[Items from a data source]
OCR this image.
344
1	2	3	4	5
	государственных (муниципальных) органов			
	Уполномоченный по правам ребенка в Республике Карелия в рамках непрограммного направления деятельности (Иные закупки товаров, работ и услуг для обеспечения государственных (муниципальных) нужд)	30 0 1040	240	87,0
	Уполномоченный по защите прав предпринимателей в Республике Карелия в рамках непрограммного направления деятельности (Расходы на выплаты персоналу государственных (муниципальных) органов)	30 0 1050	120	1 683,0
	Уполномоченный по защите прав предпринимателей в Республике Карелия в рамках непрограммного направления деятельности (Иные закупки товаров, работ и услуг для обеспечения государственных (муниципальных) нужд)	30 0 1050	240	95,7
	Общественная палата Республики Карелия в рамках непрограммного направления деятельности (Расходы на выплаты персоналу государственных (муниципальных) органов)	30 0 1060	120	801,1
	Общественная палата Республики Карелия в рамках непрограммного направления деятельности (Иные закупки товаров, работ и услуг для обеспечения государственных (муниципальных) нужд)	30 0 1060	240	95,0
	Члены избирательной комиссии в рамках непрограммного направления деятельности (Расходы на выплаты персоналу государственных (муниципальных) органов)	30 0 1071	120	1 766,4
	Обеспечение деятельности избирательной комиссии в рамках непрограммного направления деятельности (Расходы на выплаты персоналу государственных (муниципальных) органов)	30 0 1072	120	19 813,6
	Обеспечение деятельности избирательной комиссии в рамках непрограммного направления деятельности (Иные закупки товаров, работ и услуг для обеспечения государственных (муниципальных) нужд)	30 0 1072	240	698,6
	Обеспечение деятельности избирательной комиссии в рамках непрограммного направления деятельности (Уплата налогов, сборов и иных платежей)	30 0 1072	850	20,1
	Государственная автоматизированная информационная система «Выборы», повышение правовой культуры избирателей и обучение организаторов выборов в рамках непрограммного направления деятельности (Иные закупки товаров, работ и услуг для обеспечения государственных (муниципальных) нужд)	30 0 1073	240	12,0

> _WHAT YOU WILL DO_: Of the lines above, how many contain the word "Республики"? Provide the number and nothing else.

> _SOLVED PROBLEM_: 2